● What needs to be done: Please transcribe the records precisely; pictures stay out of your copy.

___ Supplied records

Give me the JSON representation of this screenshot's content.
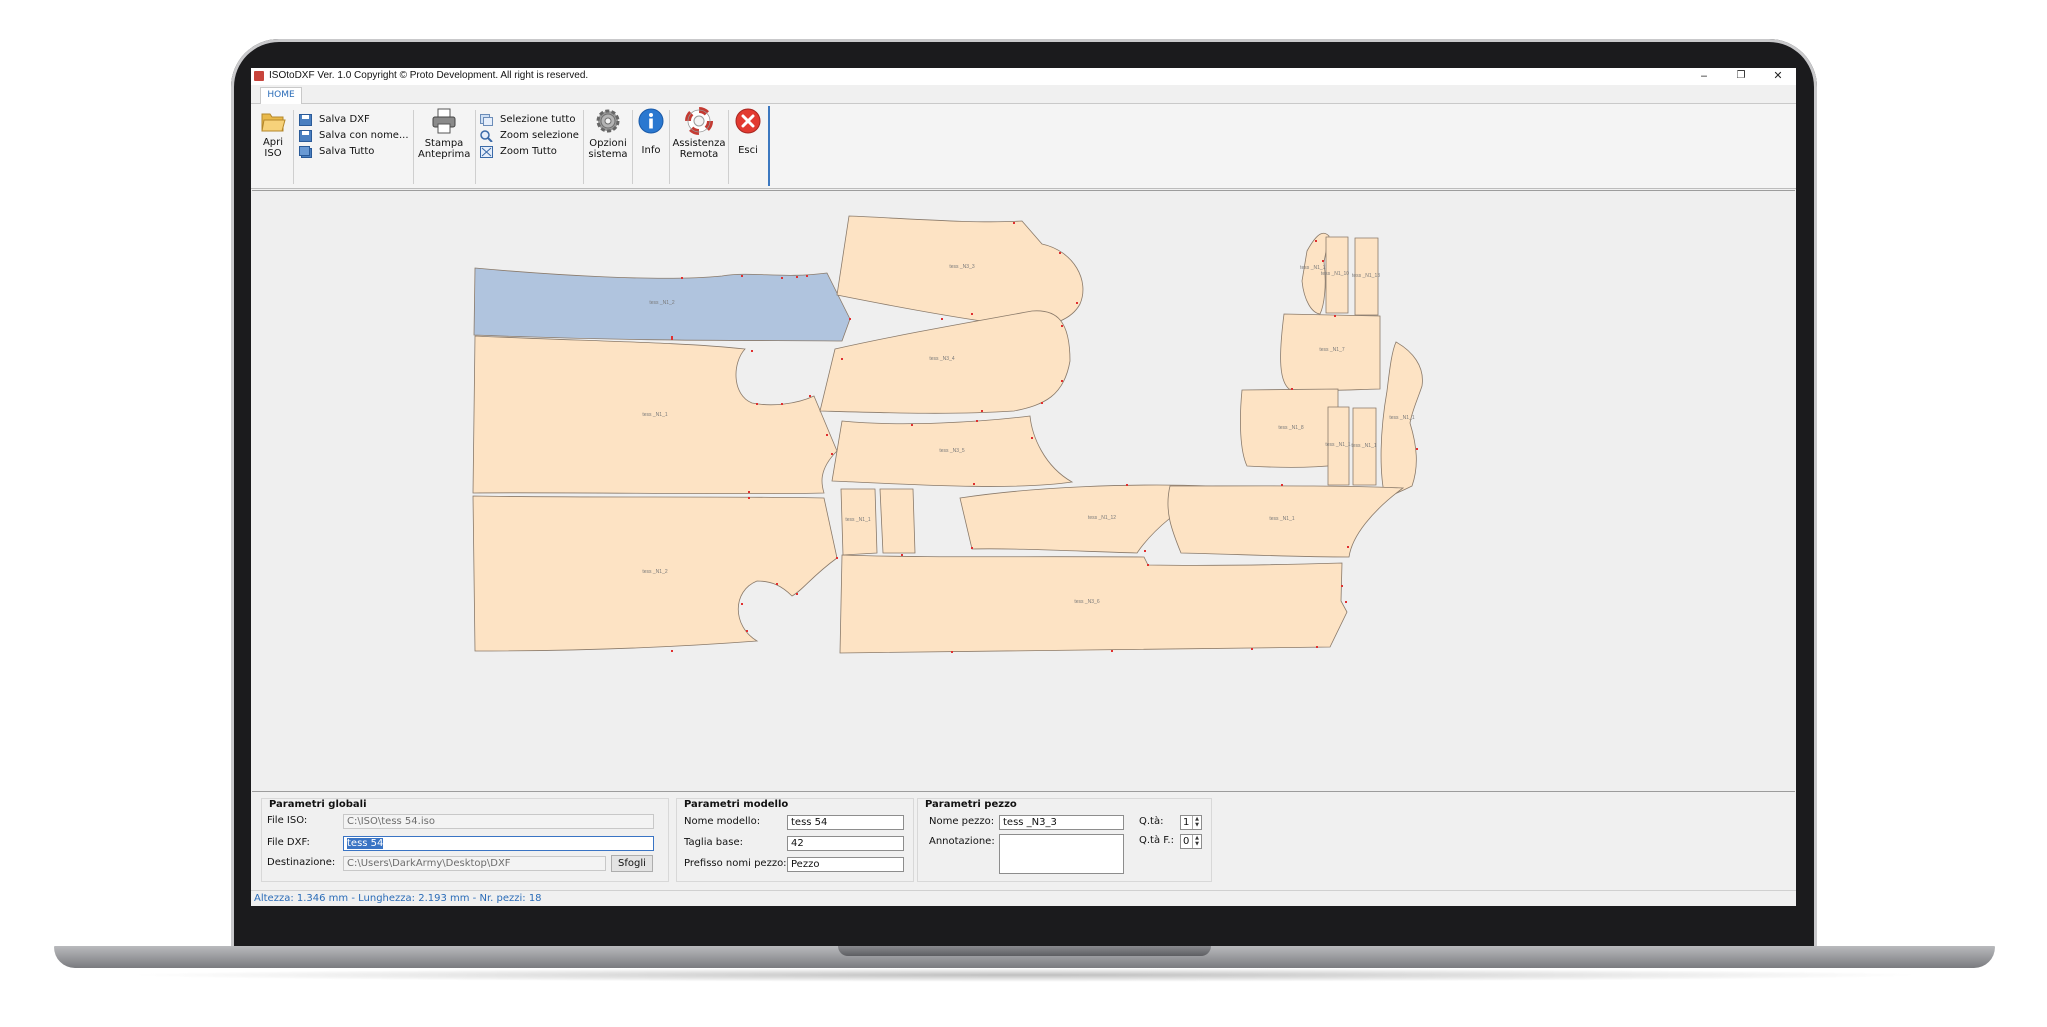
{
  "window": {
    "title": "ISOtoDXF Ver. 1.0 Copyright © Proto Development. All right is reserved.",
    "minimize": "‒",
    "restore": "❐",
    "close": "✕"
  },
  "tabs": {
    "home": "HOME"
  },
  "ribbon": {
    "open_iso": [
      "Apri",
      "ISO"
    ],
    "save_dxf": "Salva DXF",
    "save_as": "Salva con nome...",
    "save_all": "Salva Tutto",
    "print_preview": [
      "Stampa",
      "Anteprima"
    ],
    "select_all": "Selezione tutto",
    "zoom_selection": "Zoom selezione",
    "zoom_all": "Zoom Tutto",
    "system_options": [
      "Opzioni",
      "sistema"
    ],
    "info": "Info",
    "remote_assist": [
      "Assistenza",
      "Remota"
    ],
    "exit": "Esci",
    "icons": {
      "open_iso": "folder-open-icon",
      "save_dxf": "floppy-icon",
      "print": "printer-icon",
      "select_all": "select-all-icon",
      "zoom_selection": "zoom-icon",
      "zoom_all": "zoom-extents-icon",
      "options": "gear-icon",
      "info": "info-icon",
      "remote": "lifebuoy-icon",
      "exit": "close-icon"
    }
  },
  "colors": {
    "piece_fill": "#fde3c4",
    "piece_selected_fill": "#b0c4de",
    "piece_stroke": "#8a7a6a",
    "notch": "#e03030",
    "accent": "#3a74c4"
  },
  "pieces": [
    {
      "label": "tess _N1_2",
      "selected": true
    },
    {
      "label": "tess _N3_3",
      "selected": false
    },
    {
      "label": "tess _N1_1",
      "selected": false
    },
    {
      "label": "tess _N3_4",
      "selected": false
    },
    {
      "label": "tess _N3_5",
      "selected": false
    },
    {
      "label": "tess _N1_2",
      "selected": false
    },
    {
      "label": "tess _N3_6",
      "selected": false
    },
    {
      "label": "tess _N1_12",
      "selected": false
    },
    {
      "label": "tess _N1_11",
      "selected": false
    },
    {
      "label": "tess _N1_10",
      "selected": false
    },
    {
      "label": "tess _N1_13",
      "selected": false
    },
    {
      "label": "tess _N1_7",
      "selected": false
    },
    {
      "label": "tess _N1_8",
      "selected": false
    },
    {
      "label": "tess _N1_1",
      "selected": false
    },
    {
      "label": "tess _N1_1",
      "selected": false
    },
    {
      "label": "tess _N1_1",
      "selected": false
    },
    {
      "label": "tess _N1_1",
      "selected": false
    },
    {
      "label": "tess _N1_1",
      "selected": false
    }
  ],
  "global_params": {
    "title": "Parametri globali",
    "file_iso_label": "File ISO:",
    "file_iso_value": "C:\\ISO\\tess 54.iso",
    "file_dxf_label": "File DXF:",
    "file_dxf_value": "tess 54",
    "destination_label": "Destinazione:",
    "destination_value": "C:\\Users\\DarkArmy\\Desktop\\DXF",
    "browse_button": "Sfogli"
  },
  "model_params": {
    "title": "Parametri modello",
    "model_name_label": "Nome modello:",
    "model_name_value": "tess 54",
    "base_size_label": "Taglia base:",
    "base_size_value": "42",
    "prefix_label": "Prefisso nomi pezzo:",
    "prefix_value": "Pezzo"
  },
  "piece_params": {
    "title": "Parametri pezzo",
    "piece_name_label": "Nome pezzo:",
    "piece_name_value": "tess _N3_3",
    "annotation_label": "Annotazione:",
    "annotation_value": "",
    "qty_label": "Q.tà:",
    "qty_value": "1",
    "qty_f_label": "Q.tà F.:",
    "qty_f_value": "0"
  },
  "status": "Altezza: 1.346 mm - Lunghezza: 2.193 mm - Nr. pezzi: 18"
}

______

● Response to this task:
Give me the JSON representation of this screenshot's content.
{
  "window": {
    "title": "ISOtoDXF Ver. 1.0 Copyright © Proto Development. All right is reserved.",
    "minimize": "‒",
    "restore": "❐",
    "close": "✕"
  },
  "tabs": {
    "home": "HOME"
  },
  "ribbon": {
    "open_iso": [
      "Apri",
      "ISO"
    ],
    "save_dxf": "Salva DXF",
    "save_as": "Salva con nome...",
    "save_all": "Salva Tutto",
    "print_preview": [
      "Stampa",
      "Anteprima"
    ],
    "select_all": "Selezione tutto",
    "zoom_selection": "Zoom selezione",
    "zoom_all": "Zoom Tutto",
    "system_options": [
      "Opzioni",
      "sistema"
    ],
    "info": "Info",
    "remote_assist": [
      "Assistenza",
      "Remota"
    ],
    "exit": "Esci",
    "icons": {
      "open_iso": "folder-open-icon",
      "save_dxf": "floppy-icon",
      "print": "printer-icon",
      "select_all": "select-all-icon",
      "zoom_selection": "zoom-icon",
      "zoom_all": "zoom-extents-icon",
      "options": "gear-icon",
      "info": "info-icon",
      "remote": "lifebuoy-icon",
      "exit": "close-icon"
    }
  },
  "colors": {
    "piece_fill": "#fde3c4",
    "piece_selected_fill": "#b0c4de",
    "piece_stroke": "#8a7a6a",
    "notch": "#e03030",
    "accent": "#3a74c4"
  },
  "pieces": [
    {
      "label": "tess _N1_2",
      "selected": true
    },
    {
      "label": "tess _N3_3",
      "selected": false
    },
    {
      "label": "tess _N1_1",
      "selected": false
    },
    {
      "label": "tess _N3_4",
      "selected": false
    },
    {
      "label": "tess _N3_5",
      "selected": false
    },
    {
      "label": "tess _N1_2",
      "selected": false
    },
    {
      "label": "tess _N3_6",
      "selected": false
    },
    {
      "label": "tess _N1_12",
      "selected": false
    },
    {
      "label": "tess _N1_11",
      "selected": false
    },
    {
      "label": "tess _N1_10",
      "selected": false
    },
    {
      "label": "tess _N1_13",
      "selected": false
    },
    {
      "label": "tess _N1_7",
      "selected": false
    },
    {
      "label": "tess _N1_8",
      "selected": false
    },
    {
      "label": "tess _N1_1",
      "selected": false
    },
    {
      "label": "tess _N1_1",
      "selected": false
    },
    {
      "label": "tess _N1_1",
      "selected": false
    },
    {
      "label": "tess _N1_1",
      "selected": false
    },
    {
      "label": "tess _N1_1",
      "selected": false
    }
  ],
  "global_params": {
    "title": "Parametri globali",
    "file_iso_label": "File ISO:",
    "file_iso_value": "C:\\ISO\\tess 54.iso",
    "file_dxf_label": "File DXF:",
    "file_dxf_value": "tess 54",
    "destination_label": "Destinazione:",
    "destination_value": "C:\\Users\\DarkArmy\\Desktop\\DXF",
    "browse_button": "Sfogli"
  },
  "model_params": {
    "title": "Parametri modello",
    "model_name_label": "Nome modello:",
    "model_name_value": "tess 54",
    "base_size_label": "Taglia base:",
    "base_size_value": "42",
    "prefix_label": "Prefisso nomi pezzo:",
    "prefix_value": "Pezzo"
  },
  "piece_params": {
    "title": "Parametri pezzo",
    "piece_name_label": "Nome pezzo:",
    "piece_name_value": "tess _N3_3",
    "annotation_label": "Annotazione:",
    "annotation_value": "",
    "qty_label": "Q.tà:",
    "qty_value": "1",
    "qty_f_label": "Q.tà F.:",
    "qty_f_value": "0"
  },
  "status": "Altezza: 1.346 mm - Lunghezza: 2.193 mm - Nr. pezzi: 18"
}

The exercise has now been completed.